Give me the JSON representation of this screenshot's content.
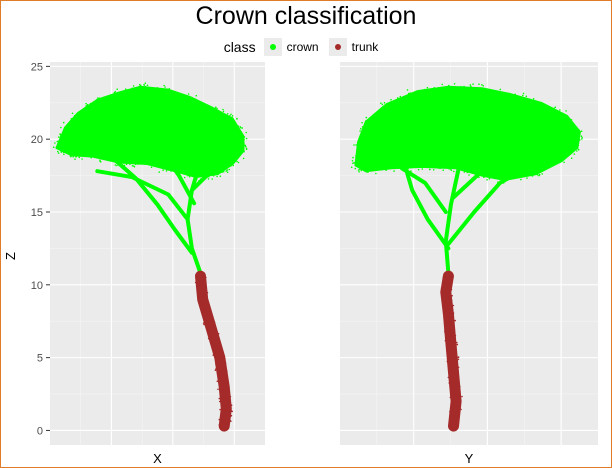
{
  "chart_data": {
    "type": "scatter",
    "title": "Crown classification",
    "legend": {
      "title": "class",
      "placement": "top",
      "entries": [
        {
          "name": "crown",
          "color": "#00ff00"
        },
        {
          "name": "trunk",
          "color": "#a52a2a"
        }
      ]
    },
    "ylabel": "Z",
    "ylim": [
      -1,
      25.3
    ],
    "yticks": [
      0,
      5,
      10,
      15,
      20,
      25
    ],
    "grid": true,
    "panels": [
      {
        "xlabel": "X",
        "trunk_path": [
          [
            0.81,
            0.3
          ],
          [
            0.82,
            1.5
          ],
          [
            0.81,
            3
          ],
          [
            0.79,
            5
          ],
          [
            0.75,
            7
          ],
          [
            0.71,
            9
          ],
          [
            0.7,
            10.6
          ]
        ],
        "crown_outline": [
          [
            0.03,
            19.4
          ],
          [
            0.07,
            20.8
          ],
          [
            0.13,
            21.8
          ],
          [
            0.22,
            22.7
          ],
          [
            0.32,
            23.2
          ],
          [
            0.42,
            23.6
          ],
          [
            0.55,
            23.4
          ],
          [
            0.65,
            22.9
          ],
          [
            0.75,
            22.2
          ],
          [
            0.85,
            21.4
          ],
          [
            0.9,
            20.2
          ],
          [
            0.9,
            19.2
          ],
          [
            0.85,
            18.3
          ],
          [
            0.78,
            17.6
          ],
          [
            0.68,
            17.4
          ],
          [
            0.58,
            17.8
          ],
          [
            0.45,
            18.3
          ],
          [
            0.32,
            18.4
          ],
          [
            0.2,
            18.8
          ],
          [
            0.1,
            18.9
          ]
        ],
        "branches": [
          [
            [
              0.7,
              10.8
            ],
            [
              0.66,
              12.5
            ],
            [
              0.64,
              14.5
            ],
            [
              0.66,
              16.5
            ],
            [
              0.7,
              18.5
            ]
          ],
          [
            [
              0.66,
              12.2
            ],
            [
              0.58,
              13.8
            ],
            [
              0.5,
              15.5
            ],
            [
              0.4,
              17.3
            ],
            [
              0.3,
              18.6
            ]
          ],
          [
            [
              0.64,
              14.5
            ],
            [
              0.55,
              16.2
            ],
            [
              0.38,
              17.4
            ],
            [
              0.22,
              17.8
            ]
          ],
          [
            [
              0.66,
              16.5
            ],
            [
              0.75,
              17.8
            ],
            [
              0.82,
              18.6
            ]
          ],
          [
            [
              0.67,
              15.6
            ],
            [
              0.6,
              17.5
            ],
            [
              0.52,
              19.2
            ]
          ]
        ]
      },
      {
        "xlabel": "Y",
        "trunk_path": [
          [
            0.44,
            0.3
          ],
          [
            0.45,
            2
          ],
          [
            0.44,
            4
          ],
          [
            0.43,
            6
          ],
          [
            0.42,
            8
          ],
          [
            0.41,
            9.5
          ],
          [
            0.42,
            10.6
          ]
        ],
        "crown_outline": [
          [
            0.06,
            18.2
          ],
          [
            0.07,
            19.8
          ],
          [
            0.1,
            21.2
          ],
          [
            0.18,
            22.4
          ],
          [
            0.3,
            23.3
          ],
          [
            0.42,
            23.6
          ],
          [
            0.55,
            23.5
          ],
          [
            0.66,
            23.1
          ],
          [
            0.78,
            22.5
          ],
          [
            0.88,
            21.6
          ],
          [
            0.93,
            20.5
          ],
          [
            0.92,
            19.4
          ],
          [
            0.86,
            18.5
          ],
          [
            0.76,
            17.6
          ],
          [
            0.64,
            17.2
          ],
          [
            0.55,
            17.5
          ],
          [
            0.45,
            18
          ],
          [
            0.32,
            18.1
          ],
          [
            0.2,
            18
          ],
          [
            0.1,
            17.8
          ]
        ],
        "branches": [
          [
            [
              0.42,
              10.8
            ],
            [
              0.41,
              13
            ],
            [
              0.43,
              15.5
            ],
            [
              0.46,
              18
            ]
          ],
          [
            [
              0.42,
              12.5
            ],
            [
              0.34,
              14.5
            ],
            [
              0.28,
              16.5
            ],
            [
              0.25,
              18.3
            ]
          ],
          [
            [
              0.42,
              12.8
            ],
            [
              0.52,
              15
            ],
            [
              0.62,
              17
            ],
            [
              0.72,
              18
            ]
          ],
          [
            [
              0.41,
              15
            ],
            [
              0.33,
              17
            ],
            [
              0.24,
              18
            ]
          ],
          [
            [
              0.44,
              16
            ],
            [
              0.55,
              17.8
            ],
            [
              0.62,
              19
            ]
          ]
        ]
      }
    ]
  }
}
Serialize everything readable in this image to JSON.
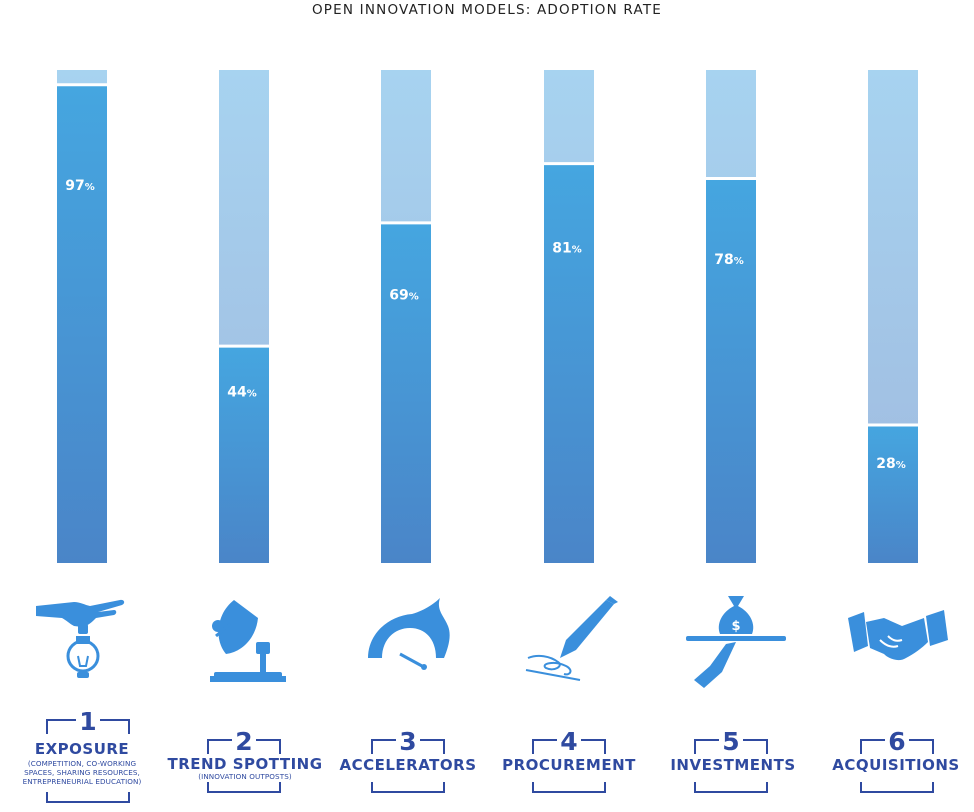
{
  "title": "OPEN INNOVATION MODELS: ADOPTION RATE",
  "colors": {
    "bar_light_top": "#a7d3f0",
    "bar_light_bottom": "#9fb9de",
    "bar_fill_top": "#45a6e0",
    "bar_fill_bottom": "#4a85c8",
    "icon_color": "#3a8fdc",
    "label_color": "#2f4aa0"
  },
  "chart_data": {
    "type": "bar",
    "title": "OPEN INNOVATION MODELS: ADOPTION RATE",
    "categories": [
      "EXPOSURE",
      "TREND SPOTTING",
      "ACCELERATORS",
      "PROCUREMENT",
      "INVESTMENTS",
      "ACQUISITIONS"
    ],
    "values": [
      97,
      44,
      69,
      81,
      78,
      28
    ],
    "value_labels": [
      "97",
      "44",
      "69",
      "81",
      "78",
      "28"
    ],
    "value_suffix": "%",
    "ylim": [
      0,
      100
    ],
    "grid": false,
    "legend": "none"
  },
  "categories": [
    {
      "number": "1",
      "label": "EXPOSURE",
      "sub": [
        "(COMPETITION, CO-WORKING",
        "SPACES, SHARING RESOURCES,",
        "ENTREPRENEURIAL EDUCATION)"
      ],
      "icon": "hand-lightbulb-icon"
    },
    {
      "number": "2",
      "label": "TREND SPOTTING",
      "sub": [
        "(INNOVATION OUTPOSTS)"
      ],
      "icon": "satellite-dish-icon"
    },
    {
      "number": "3",
      "label": "ACCELERATORS",
      "sub": [],
      "icon": "speedometer-icon"
    },
    {
      "number": "4",
      "label": "PROCUREMENT",
      "sub": [],
      "icon": "pen-signature-icon"
    },
    {
      "number": "5",
      "label": "INVESTMENTS",
      "sub": [],
      "icon": "money-bag-icon"
    },
    {
      "number": "6",
      "label": "ACQUISITIONS",
      "sub": [],
      "icon": "handshake-icon"
    }
  ]
}
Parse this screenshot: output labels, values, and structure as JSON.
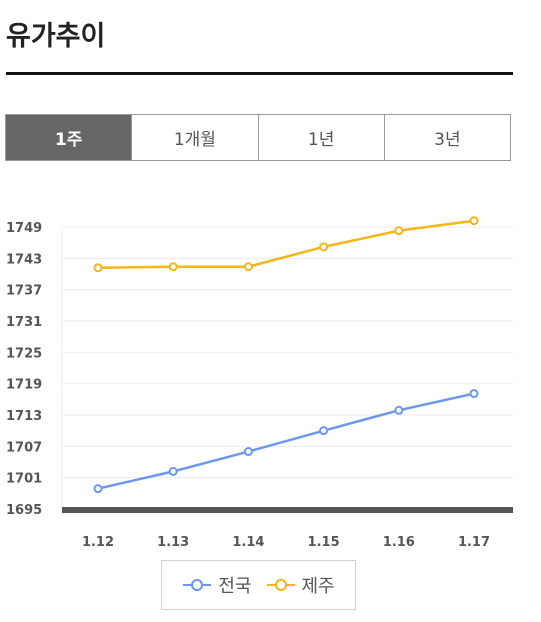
{
  "page": {
    "title": "유가추이"
  },
  "tabs": [
    {
      "label": "1주",
      "active": true
    },
    {
      "label": "1개월",
      "active": false
    },
    {
      "label": "1년",
      "active": false
    },
    {
      "label": "3년",
      "active": false
    }
  ],
  "colors": {
    "national": "#6b98ee",
    "jeju": "#f5b617",
    "axis": "#555555",
    "grid": "#ececec"
  },
  "chart_data": {
    "type": "line",
    "categories": [
      "1.12",
      "1.13",
      "1.14",
      "1.15",
      "1.16",
      "1.17"
    ],
    "ylim": [
      1695,
      1749
    ],
    "yticks": [
      "1695",
      "1701",
      "1707",
      "1713",
      "1719",
      "1725",
      "1731",
      "1737",
      "1743",
      "1749"
    ],
    "grid": true,
    "legend_position": "bottom",
    "series": [
      {
        "name": "전국",
        "color": "#6b98ee",
        "values": [
          1698.9,
          1702.2,
          1706.0,
          1710.0,
          1713.9,
          1717.1
        ]
      },
      {
        "name": "제주",
        "color": "#f5b617",
        "values": [
          1741.2,
          1741.4,
          1741.4,
          1745.2,
          1748.3,
          1750.2
        ]
      }
    ]
  }
}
---------------
What is needed -> Omit the pictures, then output the rest of the listing exactly.

Answer to the problem ->
Give me the JSON representation of this screenshot's content.
{
  "chart_data": {
    "type": "scatter",
    "title": "Crown classification",
    "legend": {
      "title": "class",
      "placement": "top",
      "entries": [
        {
          "name": "crown",
          "color": "#00ff00"
        },
        {
          "name": "trunk",
          "color": "#a52a2a"
        }
      ]
    },
    "ylabel": "Z",
    "ylim": [
      -1,
      25.3
    ],
    "yticks": [
      0,
      5,
      10,
      15,
      20,
      25
    ],
    "grid": true,
    "panels": [
      {
        "xlabel": "X",
        "trunk_path": [
          [
            0.81,
            0.3
          ],
          [
            0.82,
            1.5
          ],
          [
            0.81,
            3
          ],
          [
            0.79,
            5
          ],
          [
            0.75,
            7
          ],
          [
            0.71,
            9
          ],
          [
            0.7,
            10.6
          ]
        ],
        "crown_outline": [
          [
            0.03,
            19.4
          ],
          [
            0.07,
            20.8
          ],
          [
            0.13,
            21.8
          ],
          [
            0.22,
            22.7
          ],
          [
            0.32,
            23.2
          ],
          [
            0.42,
            23.6
          ],
          [
            0.55,
            23.4
          ],
          [
            0.65,
            22.9
          ],
          [
            0.75,
            22.2
          ],
          [
            0.85,
            21.4
          ],
          [
            0.9,
            20.2
          ],
          [
            0.9,
            19.2
          ],
          [
            0.85,
            18.3
          ],
          [
            0.78,
            17.6
          ],
          [
            0.68,
            17.4
          ],
          [
            0.58,
            17.8
          ],
          [
            0.45,
            18.3
          ],
          [
            0.32,
            18.4
          ],
          [
            0.2,
            18.8
          ],
          [
            0.1,
            18.9
          ]
        ],
        "branches": [
          [
            [
              0.7,
              10.8
            ],
            [
              0.66,
              12.5
            ],
            [
              0.64,
              14.5
            ],
            [
              0.66,
              16.5
            ],
            [
              0.7,
              18.5
            ]
          ],
          [
            [
              0.66,
              12.2
            ],
            [
              0.58,
              13.8
            ],
            [
              0.5,
              15.5
            ],
            [
              0.4,
              17.3
            ],
            [
              0.3,
              18.6
            ]
          ],
          [
            [
              0.64,
              14.5
            ],
            [
              0.55,
              16.2
            ],
            [
              0.38,
              17.4
            ],
            [
              0.22,
              17.8
            ]
          ],
          [
            [
              0.66,
              16.5
            ],
            [
              0.75,
              17.8
            ],
            [
              0.82,
              18.6
            ]
          ],
          [
            [
              0.67,
              15.6
            ],
            [
              0.6,
              17.5
            ],
            [
              0.52,
              19.2
            ]
          ]
        ]
      },
      {
        "xlabel": "Y",
        "trunk_path": [
          [
            0.44,
            0.3
          ],
          [
            0.45,
            2
          ],
          [
            0.44,
            4
          ],
          [
            0.43,
            6
          ],
          [
            0.42,
            8
          ],
          [
            0.41,
            9.5
          ],
          [
            0.42,
            10.6
          ]
        ],
        "crown_outline": [
          [
            0.06,
            18.2
          ],
          [
            0.07,
            19.8
          ],
          [
            0.1,
            21.2
          ],
          [
            0.18,
            22.4
          ],
          [
            0.3,
            23.3
          ],
          [
            0.42,
            23.6
          ],
          [
            0.55,
            23.5
          ],
          [
            0.66,
            23.1
          ],
          [
            0.78,
            22.5
          ],
          [
            0.88,
            21.6
          ],
          [
            0.93,
            20.5
          ],
          [
            0.92,
            19.4
          ],
          [
            0.86,
            18.5
          ],
          [
            0.76,
            17.6
          ],
          [
            0.64,
            17.2
          ],
          [
            0.55,
            17.5
          ],
          [
            0.45,
            18
          ],
          [
            0.32,
            18.1
          ],
          [
            0.2,
            18
          ],
          [
            0.1,
            17.8
          ]
        ],
        "branches": [
          [
            [
              0.42,
              10.8
            ],
            [
              0.41,
              13
            ],
            [
              0.43,
              15.5
            ],
            [
              0.46,
              18
            ]
          ],
          [
            [
              0.42,
              12.5
            ],
            [
              0.34,
              14.5
            ],
            [
              0.28,
              16.5
            ],
            [
              0.25,
              18.3
            ]
          ],
          [
            [
              0.42,
              12.8
            ],
            [
              0.52,
              15
            ],
            [
              0.62,
              17
            ],
            [
              0.72,
              18
            ]
          ],
          [
            [
              0.41,
              15
            ],
            [
              0.33,
              17
            ],
            [
              0.24,
              18
            ]
          ],
          [
            [
              0.44,
              16
            ],
            [
              0.55,
              17.8
            ],
            [
              0.62,
              19
            ]
          ]
        ]
      }
    ]
  }
}
Serialize everything readable in this image to JSON.
{
  "title": "OPEN INNOVATION MODELS: ADOPTION RATE",
  "colors": {
    "bar_light_top": "#a7d3f0",
    "bar_light_bottom": "#9fb9de",
    "bar_fill_top": "#45a6e0",
    "bar_fill_bottom": "#4a85c8",
    "icon_color": "#3a8fdc",
    "label_color": "#2f4aa0"
  },
  "chart_data": {
    "type": "bar",
    "title": "OPEN INNOVATION MODELS: ADOPTION RATE",
    "categories": [
      "EXPOSURE",
      "TREND SPOTTING",
      "ACCELERATORS",
      "PROCUREMENT",
      "INVESTMENTS",
      "ACQUISITIONS"
    ],
    "values": [
      97,
      44,
      69,
      81,
      78,
      28
    ],
    "value_labels": [
      "97",
      "44",
      "69",
      "81",
      "78",
      "28"
    ],
    "value_suffix": "%",
    "ylim": [
      0,
      100
    ],
    "grid": false,
    "legend": "none"
  },
  "categories": [
    {
      "number": "1",
      "label": "EXPOSURE",
      "sub": [
        "(COMPETITION, CO-WORKING",
        "SPACES, SHARING RESOURCES,",
        "ENTREPRENEURIAL EDUCATION)"
      ],
      "icon": "hand-lightbulb-icon"
    },
    {
      "number": "2",
      "label": "TREND SPOTTING",
      "sub": [
        "(INNOVATION OUTPOSTS)"
      ],
      "icon": "satellite-dish-icon"
    },
    {
      "number": "3",
      "label": "ACCELERATORS",
      "sub": [],
      "icon": "speedometer-icon"
    },
    {
      "number": "4",
      "label": "PROCUREMENT",
      "sub": [],
      "icon": "pen-signature-icon"
    },
    {
      "number": "5",
      "label": "INVESTMENTS",
      "sub": [],
      "icon": "money-bag-icon"
    },
    {
      "number": "6",
      "label": "ACQUISITIONS",
      "sub": [],
      "icon": "handshake-icon"
    }
  ]
}
Parse this screenshot: output labels, values, and structure as JSON.
{
  "page": {
    "title": "유가추이"
  },
  "tabs": [
    {
      "label": "1주",
      "active": true
    },
    {
      "label": "1개월",
      "active": false
    },
    {
      "label": "1년",
      "active": false
    },
    {
      "label": "3년",
      "active": false
    }
  ],
  "colors": {
    "national": "#6b98ee",
    "jeju": "#f5b617",
    "axis": "#555555",
    "grid": "#ececec"
  },
  "chart_data": {
    "type": "line",
    "categories": [
      "1.12",
      "1.13",
      "1.14",
      "1.15",
      "1.16",
      "1.17"
    ],
    "ylim": [
      1695,
      1749
    ],
    "yticks": [
      "1695",
      "1701",
      "1707",
      "1713",
      "1719",
      "1725",
      "1731",
      "1737",
      "1743",
      "1749"
    ],
    "grid": true,
    "legend_position": "bottom",
    "series": [
      {
        "name": "전국",
        "color": "#6b98ee",
        "values": [
          1698.9,
          1702.2,
          1706.0,
          1710.0,
          1713.9,
          1717.1
        ]
      },
      {
        "name": "제주",
        "color": "#f5b617",
        "values": [
          1741.2,
          1741.4,
          1741.4,
          1745.2,
          1748.3,
          1750.2
        ]
      }
    ]
  }
}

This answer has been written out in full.